◆ What is asked: Search the listing below for the string "Power" and show each line that contains it.

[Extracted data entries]
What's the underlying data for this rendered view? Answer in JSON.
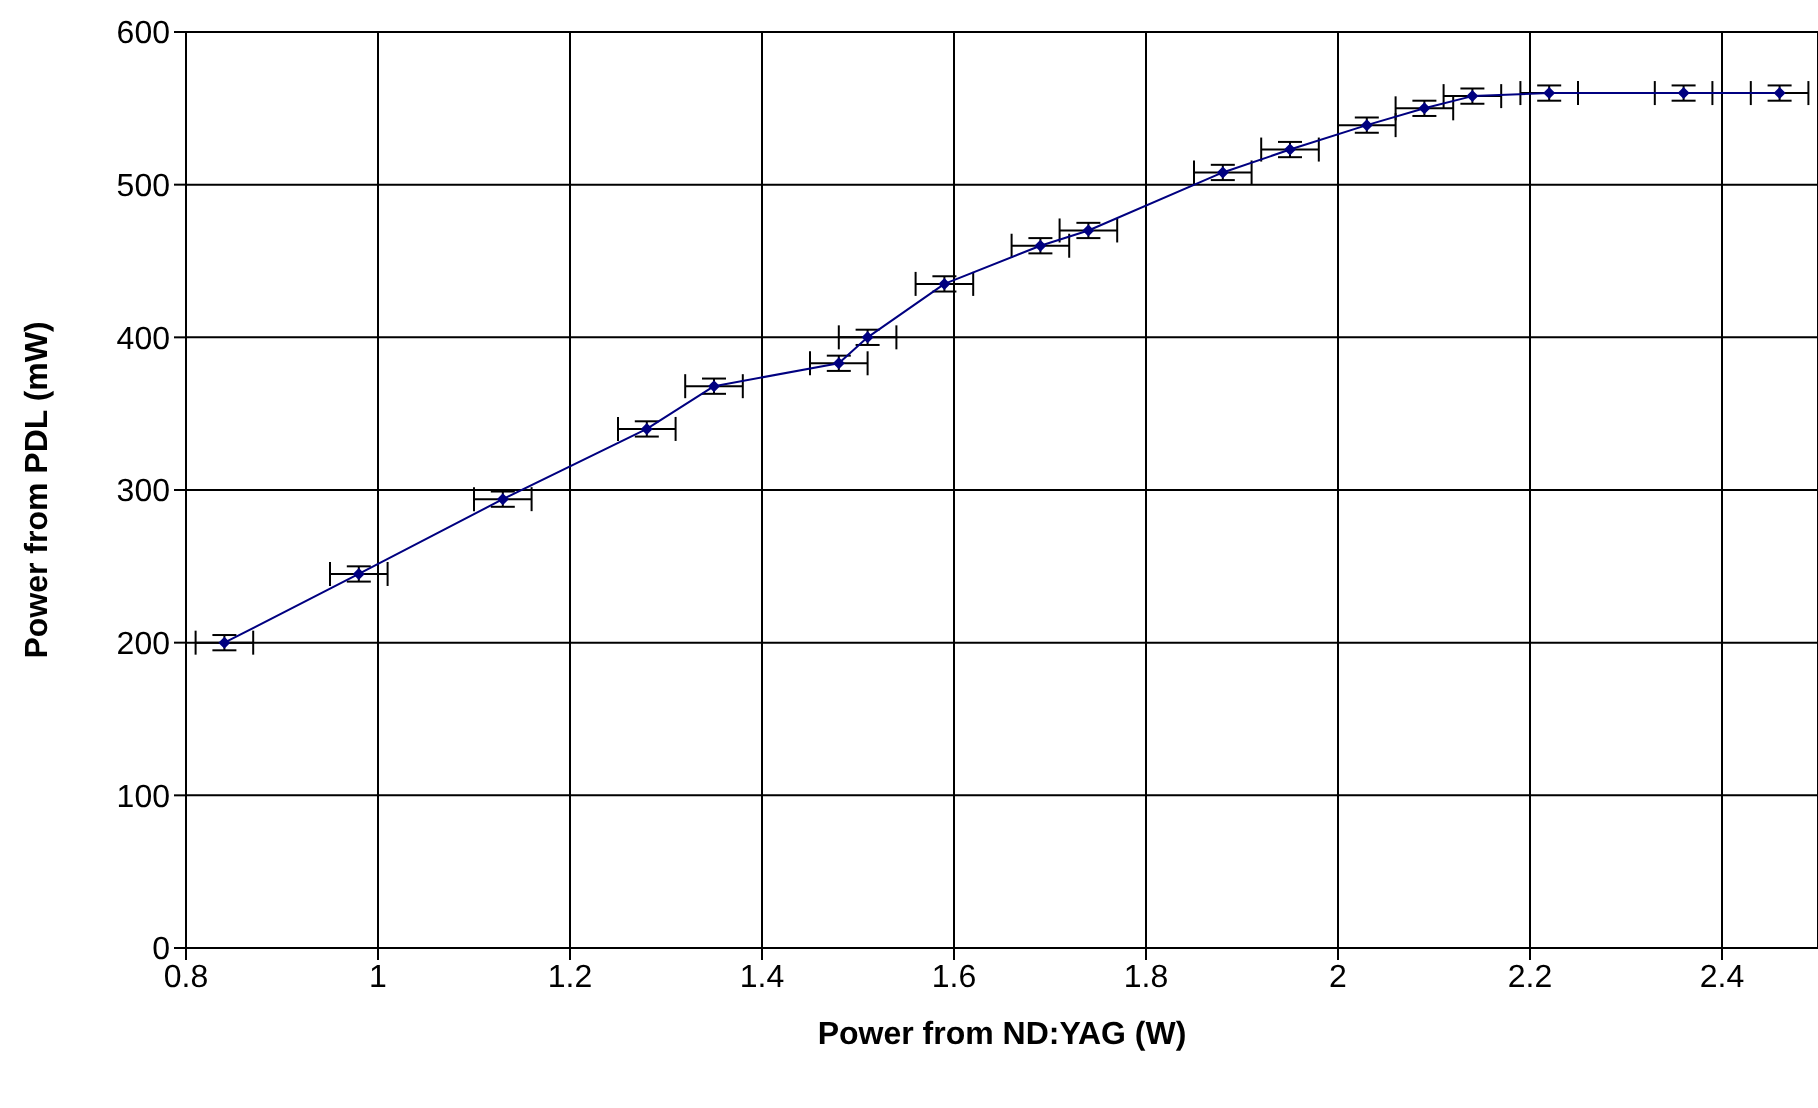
{
  "chart_data": {
    "type": "line",
    "xlabel": "Power from ND:YAG (W)",
    "ylabel": "Power from PDL (mW)",
    "x": [
      0.84,
      0.98,
      1.13,
      1.28,
      1.35,
      1.48,
      1.51,
      1.59,
      1.69,
      1.74,
      1.88,
      1.95,
      2.03,
      2.09,
      2.14,
      2.22,
      2.36,
      2.46
    ],
    "series": [
      {
        "color": "#000080",
        "values": [
          200,
          245,
          294,
          340,
          368,
          383,
          400,
          435,
          460,
          470,
          508,
          523,
          539,
          550,
          558,
          560,
          560,
          560
        ],
        "errors": [
          5,
          5,
          5,
          5,
          5,
          5,
          5,
          5,
          5,
          5,
          5,
          5,
          5,
          5,
          5,
          5,
          5,
          5
        ],
        "xerrors": [
          0.03,
          0.03,
          0.03,
          0.03,
          0.03,
          0.03,
          0.03,
          0.03,
          0.03,
          0.03,
          0.03,
          0.03,
          0.03,
          0.03,
          0.03,
          0.03,
          0.03,
          0.03
        ]
      }
    ],
    "xlim": [
      0.8,
      2.5
    ],
    "xticks": [
      0.8,
      1,
      1.2,
      1.4,
      1.6,
      1.8,
      2,
      2.2,
      2.4
    ],
    "ylim": [
      0,
      600
    ],
    "yticks": [
      0,
      100,
      200,
      300,
      400,
      500,
      600
    ],
    "grid": true,
    "marker": "diamond",
    "line_style": "solid"
  }
}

◆ Full output:
    "xlabel": "Power from ND:YAG (W)",
    "ylabel": "Power from PDL (mW)",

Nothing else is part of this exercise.